Count every line in the entries that follow where the word "page" appears, then state only the total.

___

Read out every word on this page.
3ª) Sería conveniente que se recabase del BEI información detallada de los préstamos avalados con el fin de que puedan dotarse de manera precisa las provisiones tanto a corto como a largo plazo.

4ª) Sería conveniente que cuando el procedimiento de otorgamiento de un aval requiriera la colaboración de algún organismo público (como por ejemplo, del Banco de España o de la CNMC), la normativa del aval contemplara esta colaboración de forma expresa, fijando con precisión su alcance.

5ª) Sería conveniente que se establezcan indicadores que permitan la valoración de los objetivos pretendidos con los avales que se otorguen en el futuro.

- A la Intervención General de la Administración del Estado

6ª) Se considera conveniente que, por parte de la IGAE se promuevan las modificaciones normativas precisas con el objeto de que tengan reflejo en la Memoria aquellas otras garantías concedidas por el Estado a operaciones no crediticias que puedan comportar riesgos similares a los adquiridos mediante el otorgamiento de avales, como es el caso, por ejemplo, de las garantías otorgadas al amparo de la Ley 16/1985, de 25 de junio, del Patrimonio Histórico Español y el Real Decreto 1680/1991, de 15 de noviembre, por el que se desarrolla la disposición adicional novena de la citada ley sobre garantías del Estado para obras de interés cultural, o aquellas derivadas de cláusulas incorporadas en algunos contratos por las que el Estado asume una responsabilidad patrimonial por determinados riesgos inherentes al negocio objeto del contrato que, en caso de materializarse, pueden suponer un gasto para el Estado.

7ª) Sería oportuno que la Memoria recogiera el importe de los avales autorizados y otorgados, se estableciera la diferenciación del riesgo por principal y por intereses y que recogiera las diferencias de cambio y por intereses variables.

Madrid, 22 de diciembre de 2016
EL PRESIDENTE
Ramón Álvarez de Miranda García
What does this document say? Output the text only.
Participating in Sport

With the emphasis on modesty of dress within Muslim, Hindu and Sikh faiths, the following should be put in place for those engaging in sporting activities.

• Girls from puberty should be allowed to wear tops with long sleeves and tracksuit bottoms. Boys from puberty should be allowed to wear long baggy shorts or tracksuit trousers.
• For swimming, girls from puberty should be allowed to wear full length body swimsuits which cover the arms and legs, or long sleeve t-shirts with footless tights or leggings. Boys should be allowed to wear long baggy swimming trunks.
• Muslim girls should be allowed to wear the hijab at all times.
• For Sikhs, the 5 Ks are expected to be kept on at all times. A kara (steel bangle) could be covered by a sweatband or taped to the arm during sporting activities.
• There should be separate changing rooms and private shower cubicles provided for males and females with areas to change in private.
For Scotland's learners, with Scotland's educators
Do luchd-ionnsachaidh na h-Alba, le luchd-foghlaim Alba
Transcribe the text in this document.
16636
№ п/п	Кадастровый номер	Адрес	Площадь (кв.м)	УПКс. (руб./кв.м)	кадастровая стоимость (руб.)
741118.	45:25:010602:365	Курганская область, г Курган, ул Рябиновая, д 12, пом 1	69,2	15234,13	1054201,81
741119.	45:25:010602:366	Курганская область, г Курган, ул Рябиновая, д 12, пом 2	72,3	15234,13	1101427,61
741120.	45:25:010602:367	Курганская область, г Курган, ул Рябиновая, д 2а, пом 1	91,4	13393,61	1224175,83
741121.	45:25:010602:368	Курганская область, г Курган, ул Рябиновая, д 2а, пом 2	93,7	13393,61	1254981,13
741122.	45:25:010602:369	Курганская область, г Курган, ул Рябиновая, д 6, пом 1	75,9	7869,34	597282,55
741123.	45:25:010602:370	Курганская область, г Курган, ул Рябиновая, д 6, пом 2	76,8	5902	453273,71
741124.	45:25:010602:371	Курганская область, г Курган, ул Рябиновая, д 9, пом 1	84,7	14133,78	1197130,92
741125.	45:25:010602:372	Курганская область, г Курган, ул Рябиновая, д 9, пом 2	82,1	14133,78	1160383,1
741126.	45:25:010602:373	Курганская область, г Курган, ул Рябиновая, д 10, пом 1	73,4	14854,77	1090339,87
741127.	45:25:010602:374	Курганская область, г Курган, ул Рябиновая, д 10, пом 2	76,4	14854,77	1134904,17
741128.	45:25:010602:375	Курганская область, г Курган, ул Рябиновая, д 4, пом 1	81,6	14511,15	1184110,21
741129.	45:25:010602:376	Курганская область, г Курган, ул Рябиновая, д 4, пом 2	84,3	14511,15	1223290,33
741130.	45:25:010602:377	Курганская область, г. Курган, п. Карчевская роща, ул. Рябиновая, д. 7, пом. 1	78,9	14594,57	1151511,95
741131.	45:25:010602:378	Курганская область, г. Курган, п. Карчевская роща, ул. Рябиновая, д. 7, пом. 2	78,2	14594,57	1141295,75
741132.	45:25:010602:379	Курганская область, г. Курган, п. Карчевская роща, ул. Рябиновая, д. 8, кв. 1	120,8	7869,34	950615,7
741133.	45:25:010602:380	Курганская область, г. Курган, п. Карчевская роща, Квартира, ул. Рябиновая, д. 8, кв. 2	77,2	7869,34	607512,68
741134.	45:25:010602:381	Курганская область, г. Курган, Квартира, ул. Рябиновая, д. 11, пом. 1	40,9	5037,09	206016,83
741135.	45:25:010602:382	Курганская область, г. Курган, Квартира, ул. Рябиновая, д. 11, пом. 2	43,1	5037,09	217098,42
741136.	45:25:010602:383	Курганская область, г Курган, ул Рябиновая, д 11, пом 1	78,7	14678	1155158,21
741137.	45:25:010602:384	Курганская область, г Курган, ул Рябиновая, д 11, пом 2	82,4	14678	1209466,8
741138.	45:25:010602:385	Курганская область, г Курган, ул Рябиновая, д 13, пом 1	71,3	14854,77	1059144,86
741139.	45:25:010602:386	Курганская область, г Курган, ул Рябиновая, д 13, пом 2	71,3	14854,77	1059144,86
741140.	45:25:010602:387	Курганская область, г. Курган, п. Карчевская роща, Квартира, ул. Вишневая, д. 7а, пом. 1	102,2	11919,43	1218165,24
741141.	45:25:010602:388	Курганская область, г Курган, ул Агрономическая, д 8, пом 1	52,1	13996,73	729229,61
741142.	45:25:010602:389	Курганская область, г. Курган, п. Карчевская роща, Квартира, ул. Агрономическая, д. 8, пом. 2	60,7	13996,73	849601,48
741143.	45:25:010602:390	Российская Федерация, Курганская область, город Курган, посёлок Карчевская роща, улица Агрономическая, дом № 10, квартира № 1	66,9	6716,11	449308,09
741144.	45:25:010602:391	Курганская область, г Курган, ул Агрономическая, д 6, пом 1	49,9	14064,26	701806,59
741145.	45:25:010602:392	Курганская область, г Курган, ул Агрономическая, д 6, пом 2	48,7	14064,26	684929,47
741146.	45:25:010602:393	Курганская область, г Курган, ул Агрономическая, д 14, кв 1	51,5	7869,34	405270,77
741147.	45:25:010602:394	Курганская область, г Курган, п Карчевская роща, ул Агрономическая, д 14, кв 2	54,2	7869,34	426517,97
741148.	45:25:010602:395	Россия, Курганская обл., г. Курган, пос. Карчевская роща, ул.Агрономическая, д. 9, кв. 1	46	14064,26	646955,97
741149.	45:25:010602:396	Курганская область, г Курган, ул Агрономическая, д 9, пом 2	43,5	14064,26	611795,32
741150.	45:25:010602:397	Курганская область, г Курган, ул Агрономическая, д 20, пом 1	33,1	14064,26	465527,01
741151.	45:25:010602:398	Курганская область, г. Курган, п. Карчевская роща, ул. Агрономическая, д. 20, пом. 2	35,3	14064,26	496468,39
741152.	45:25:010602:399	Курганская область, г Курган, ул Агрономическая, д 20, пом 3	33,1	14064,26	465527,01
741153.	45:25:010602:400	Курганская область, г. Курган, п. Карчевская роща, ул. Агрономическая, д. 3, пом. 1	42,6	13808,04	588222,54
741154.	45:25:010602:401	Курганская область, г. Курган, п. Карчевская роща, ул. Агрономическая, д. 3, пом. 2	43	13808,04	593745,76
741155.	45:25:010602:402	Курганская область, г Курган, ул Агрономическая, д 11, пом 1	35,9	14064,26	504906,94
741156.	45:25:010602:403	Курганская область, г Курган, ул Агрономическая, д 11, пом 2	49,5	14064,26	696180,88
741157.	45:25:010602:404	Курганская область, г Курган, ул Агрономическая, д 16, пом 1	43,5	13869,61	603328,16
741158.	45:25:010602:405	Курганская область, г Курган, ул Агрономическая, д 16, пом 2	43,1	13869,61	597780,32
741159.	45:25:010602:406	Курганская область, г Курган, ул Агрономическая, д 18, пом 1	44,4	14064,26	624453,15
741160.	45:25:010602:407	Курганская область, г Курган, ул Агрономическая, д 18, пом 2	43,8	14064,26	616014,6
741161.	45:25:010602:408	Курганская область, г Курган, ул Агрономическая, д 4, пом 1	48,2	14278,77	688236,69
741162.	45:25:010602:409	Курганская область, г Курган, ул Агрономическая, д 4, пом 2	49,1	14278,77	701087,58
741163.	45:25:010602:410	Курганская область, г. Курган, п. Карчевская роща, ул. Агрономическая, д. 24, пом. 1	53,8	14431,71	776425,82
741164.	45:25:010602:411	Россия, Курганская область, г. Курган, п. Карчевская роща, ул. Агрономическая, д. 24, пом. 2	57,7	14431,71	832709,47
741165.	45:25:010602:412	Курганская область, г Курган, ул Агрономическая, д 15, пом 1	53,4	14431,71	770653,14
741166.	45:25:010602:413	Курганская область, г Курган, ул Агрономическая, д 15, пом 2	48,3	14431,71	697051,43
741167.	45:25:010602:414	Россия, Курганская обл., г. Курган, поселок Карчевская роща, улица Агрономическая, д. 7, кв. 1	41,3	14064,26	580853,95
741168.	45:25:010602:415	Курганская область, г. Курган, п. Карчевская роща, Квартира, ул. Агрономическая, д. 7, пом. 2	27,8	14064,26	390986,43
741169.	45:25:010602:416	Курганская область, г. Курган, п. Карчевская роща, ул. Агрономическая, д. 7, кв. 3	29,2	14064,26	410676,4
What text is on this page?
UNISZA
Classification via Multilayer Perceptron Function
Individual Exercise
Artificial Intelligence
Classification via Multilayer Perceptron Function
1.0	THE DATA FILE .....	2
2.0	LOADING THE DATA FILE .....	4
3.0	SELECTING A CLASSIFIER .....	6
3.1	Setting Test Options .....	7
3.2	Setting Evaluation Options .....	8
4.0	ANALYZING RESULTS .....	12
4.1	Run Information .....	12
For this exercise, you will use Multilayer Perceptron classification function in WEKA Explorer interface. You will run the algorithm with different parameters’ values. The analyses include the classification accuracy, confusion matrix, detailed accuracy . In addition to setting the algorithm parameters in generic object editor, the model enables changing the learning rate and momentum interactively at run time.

___

**Output of the exercise**:
2